--- Stated goal ---
Take each line that has the word "difference" and return it.
+--
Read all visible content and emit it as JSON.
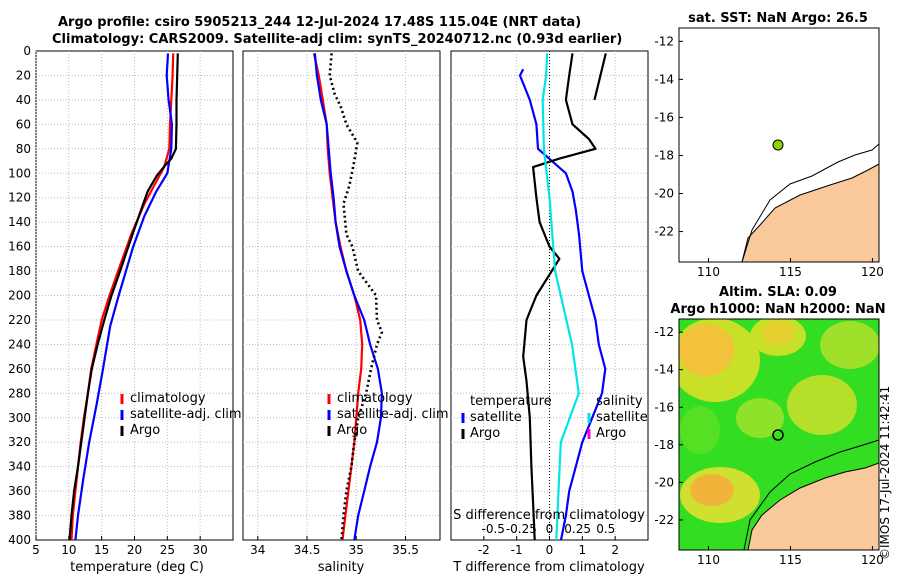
{
  "header": {
    "line1": "Argo profile: csiro 5905213_244 12-Jul-2024 17.48S 115.04E (NRT data)",
    "line2": "Climatology: CARS2009. Satellite-adj clim: synTS_20240712.nc (0.93d earlier)"
  },
  "copyright": "©IMOS 17-Jul-2024 11:42:41",
  "colors": {
    "climatology": "#ff0000",
    "satellite": "#0000ff",
    "argo": "#000000",
    "diff_salinity": "#00e5e5",
    "land": "#f9c89b"
  },
  "chart_data": [
    {
      "type": "line",
      "id": "temperature",
      "xlabel": "temperature (deg C)",
      "ylabel": "",
      "xlim": [
        5,
        35
      ],
      "ylim": [
        400,
        0
      ],
      "xticks": [
        "5",
        "10",
        "15",
        "20",
        "25",
        "30"
      ],
      "yticks": [
        "0",
        "20",
        "40",
        "60",
        "80",
        "100",
        "120",
        "140",
        "160",
        "180",
        "200",
        "220",
        "240",
        "260",
        "280",
        "300",
        "320",
        "340",
        "360",
        "380",
        "400"
      ],
      "legend": [
        "climatology",
        "satellite-adj. clim",
        "Argo"
      ],
      "series": [
        {
          "name": "climatology",
          "points": [
            [
              25.9,
              2
            ],
            [
              25.8,
              20
            ],
            [
              25.6,
              40
            ],
            [
              25.4,
              60
            ],
            [
              25.3,
              80
            ],
            [
              24.5,
              95
            ],
            [
              23,
              110
            ],
            [
              21.5,
              125
            ],
            [
              19.5,
              150
            ],
            [
              17.5,
              180
            ],
            [
              16.2,
              200
            ],
            [
              15,
              220
            ],
            [
              14.2,
              240
            ],
            [
              13.4,
              260
            ],
            [
              12.9,
              280
            ],
            [
              12.3,
              300
            ],
            [
              11.8,
              320
            ],
            [
              11.4,
              340
            ],
            [
              11,
              360
            ],
            [
              10.6,
              380
            ],
            [
              10.4,
              400
            ]
          ]
        },
        {
          "name": "satellite-adj. clim",
          "points": [
            [
              25.1,
              2
            ],
            [
              24.9,
              20
            ],
            [
              25.2,
              40
            ],
            [
              25.7,
              60
            ],
            [
              25.6,
              80
            ],
            [
              25,
              100
            ],
            [
              23.3,
              115
            ],
            [
              21.5,
              135
            ],
            [
              19.8,
              160
            ],
            [
              17.6,
              200
            ],
            [
              16.3,
              225
            ],
            [
              15.2,
              260
            ],
            [
              14.2,
              290
            ],
            [
              13.1,
              320
            ],
            [
              12.2,
              350
            ],
            [
              11.4,
              380
            ],
            [
              11,
              400
            ]
          ]
        },
        {
          "name": "Argo",
          "points": [
            [
              26.6,
              2
            ],
            [
              26.5,
              20
            ],
            [
              26.4,
              40
            ],
            [
              26.4,
              60
            ],
            [
              26.3,
              80
            ],
            [
              25.6,
              88
            ],
            [
              24.6,
              94
            ],
            [
              23.4,
              102
            ],
            [
              22,
              115
            ],
            [
              21,
              130
            ],
            [
              19.7,
              150
            ],
            [
              17.8,
              180
            ],
            [
              16.5,
              200
            ],
            [
              15.4,
              220
            ],
            [
              14.4,
              240
            ],
            [
              13.5,
              260
            ],
            [
              12.9,
              280
            ],
            [
              12.4,
              300
            ],
            [
              11.9,
              320
            ],
            [
              11.4,
              340
            ],
            [
              10.8,
              360
            ],
            [
              10.4,
              380
            ],
            [
              10.1,
              400
            ]
          ]
        }
      ]
    },
    {
      "type": "line",
      "id": "salinity",
      "xlabel": "salinity",
      "xlim": [
        33.85,
        35.85
      ],
      "ylim": [
        400,
        0
      ],
      "xticks": [
        "34",
        "34.5",
        "35",
        "35.5"
      ],
      "legend": [
        "climatology",
        "satellite-adj. clim",
        "Argo"
      ],
      "series": [
        {
          "name": "climatology",
          "points": [
            [
              34.57,
              2
            ],
            [
              34.62,
              20
            ],
            [
              34.66,
              40
            ],
            [
              34.7,
              60
            ],
            [
              34.71,
              80
            ],
            [
              34.73,
              100
            ],
            [
              34.76,
              120
            ],
            [
              34.79,
              140
            ],
            [
              34.84,
              160
            ],
            [
              34.9,
              180
            ],
            [
              34.98,
              200
            ],
            [
              35.04,
              220
            ],
            [
              35.06,
              240
            ],
            [
              35.05,
              260
            ],
            [
              35.02,
              280
            ],
            [
              35,
              300
            ],
            [
              34.98,
              320
            ],
            [
              34.95,
              340
            ],
            [
              34.92,
              360
            ],
            [
              34.89,
              380
            ],
            [
              34.86,
              400
            ]
          ]
        },
        {
          "name": "satellite-adj. clim",
          "points": [
            [
              34.58,
              2
            ],
            [
              34.6,
              20
            ],
            [
              34.64,
              40
            ],
            [
              34.7,
              60
            ],
            [
              34.72,
              80
            ],
            [
              34.74,
              100
            ],
            [
              34.77,
              120
            ],
            [
              34.79,
              140
            ],
            [
              34.83,
              160
            ],
            [
              34.9,
              180
            ],
            [
              34.98,
              200
            ],
            [
              35.08,
              220
            ],
            [
              35.14,
              240
            ],
            [
              35.22,
              260
            ],
            [
              35.26,
              280
            ],
            [
              35.25,
              300
            ],
            [
              35.21,
              320
            ],
            [
              35.14,
              340
            ],
            [
              35.08,
              360
            ],
            [
              35.02,
              380
            ],
            [
              34.98,
              400
            ]
          ]
        },
        {
          "name": "Argo",
          "points": [
            [
              34.75,
              2
            ],
            [
              34.73,
              20
            ],
            [
              34.78,
              35
            ],
            [
              34.84,
              45
            ],
            [
              34.9,
              60
            ],
            [
              35.01,
              75
            ],
            [
              34.98,
              90
            ],
            [
              34.93,
              110
            ],
            [
              34.87,
              125
            ],
            [
              34.9,
              150
            ],
            [
              34.96,
              160
            ],
            [
              35.02,
              180
            ],
            [
              35.2,
              200
            ],
            [
              35.21,
              220
            ],
            [
              35.26,
              230
            ],
            [
              35.21,
              240
            ],
            [
              35.15,
              260
            ],
            [
              35.1,
              280
            ],
            [
              35.02,
              300
            ],
            [
              34.98,
              320
            ],
            [
              34.95,
              340
            ],
            [
              34.9,
              360
            ],
            [
              34.87,
              380
            ],
            [
              34.85,
              400
            ]
          ]
        }
      ]
    },
    {
      "type": "line",
      "id": "difference",
      "xlabel": "T difference from climatology",
      "xlabel2": "S difference from climatology",
      "xlim": [
        -3,
        3
      ],
      "x2lim": [
        -0.875,
        0.875
      ],
      "ylim": [
        400,
        0
      ],
      "xticks": [
        "-2",
        "-1",
        "0",
        "1",
        "2"
      ],
      "x2ticks": [
        "-0.5",
        "-0.25",
        "0",
        "0.25",
        "0.5"
      ],
      "legend_left_title": "temperature",
      "legend_right_title": "salinity",
      "legend": [
        "satellite",
        "Argo"
      ],
      "series": [
        {
          "name": "temperature satellite",
          "axis": "T",
          "points": [
            [
              -0.8,
              15
            ],
            [
              -0.9,
              20
            ],
            [
              -0.6,
              40
            ],
            [
              -0.4,
              60
            ],
            [
              -0.35,
              80
            ],
            [
              0.5,
              100
            ],
            [
              0.7,
              115
            ],
            [
              0.8,
              130
            ],
            [
              0.9,
              150
            ],
            [
              1,
              180
            ],
            [
              1.2,
              200
            ],
            [
              1.4,
              220
            ],
            [
              1.5,
              240
            ],
            [
              1.7,
              260
            ],
            [
              1.6,
              280
            ],
            [
              1.3,
              300
            ],
            [
              1,
              320
            ],
            [
              0.8,
              340
            ],
            [
              0.6,
              360
            ],
            [
              0.5,
              380
            ],
            [
              0.35,
              400
            ]
          ]
        },
        {
          "name": "temperature Argo",
          "axis": "T",
          "points": [
            [
              0.7,
              2
            ],
            [
              0.6,
              20
            ],
            [
              0.5,
              40
            ],
            [
              0.7,
              60
            ],
            [
              1.2,
              72
            ],
            [
              1.4,
              80
            ],
            [
              0.3,
              88
            ],
            [
              -0.5,
              95
            ],
            [
              -0.4,
              120
            ],
            [
              -0.3,
              140
            ],
            [
              0,
              160
            ],
            [
              0.3,
              170
            ],
            [
              -0.4,
              200
            ],
            [
              -0.7,
              220
            ],
            [
              -0.8,
              250
            ],
            [
              -0.7,
              270
            ],
            [
              -0.6,
              300
            ],
            [
              -0.55,
              340
            ],
            [
              -0.5,
              370
            ],
            [
              -0.45,
              400
            ]
          ]
        },
        {
          "name": "salinity satellite",
          "axis": "S",
          "points": [
            [
              -0.02,
              2
            ],
            [
              -0.03,
              20
            ],
            [
              -0.06,
              40
            ],
            [
              -0.05,
              80
            ],
            [
              0.0,
              120
            ],
            [
              0.05,
              180
            ],
            [
              0.1,
              200
            ],
            [
              0.2,
              240
            ],
            [
              0.26,
              280
            ],
            [
              0.1,
              320
            ],
            [
              0.08,
              360
            ],
            [
              0.06,
              400
            ]
          ]
        },
        {
          "name": "salinity Argo",
          "axis": "S",
          "points": [
            [
              0.5,
              2
            ],
            [
              0.4,
              40
            ]
          ]
        }
      ]
    }
  ],
  "maps": {
    "sst": {
      "title": "sat. SST: NaN Argo: 26.5",
      "xticks": [
        "110",
        "115",
        "120"
      ],
      "yticks": [
        "-12",
        "-14",
        "-16",
        "-18",
        "-20",
        "-22"
      ]
    },
    "sla": {
      "title1": "Altim. SLA: 0.09",
      "title2": "Argo h1000: NaN h2000: NaN",
      "xticks": [
        "110",
        "115",
        "120"
      ],
      "yticks": [
        "-12",
        "-14",
        "-16",
        "-18",
        "-20",
        "-22"
      ]
    }
  }
}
+--
--- Written answer ---
      "id": "difference",
      "xlabel": "T difference from climatology",
      "xlabel2": "S difference from climatology",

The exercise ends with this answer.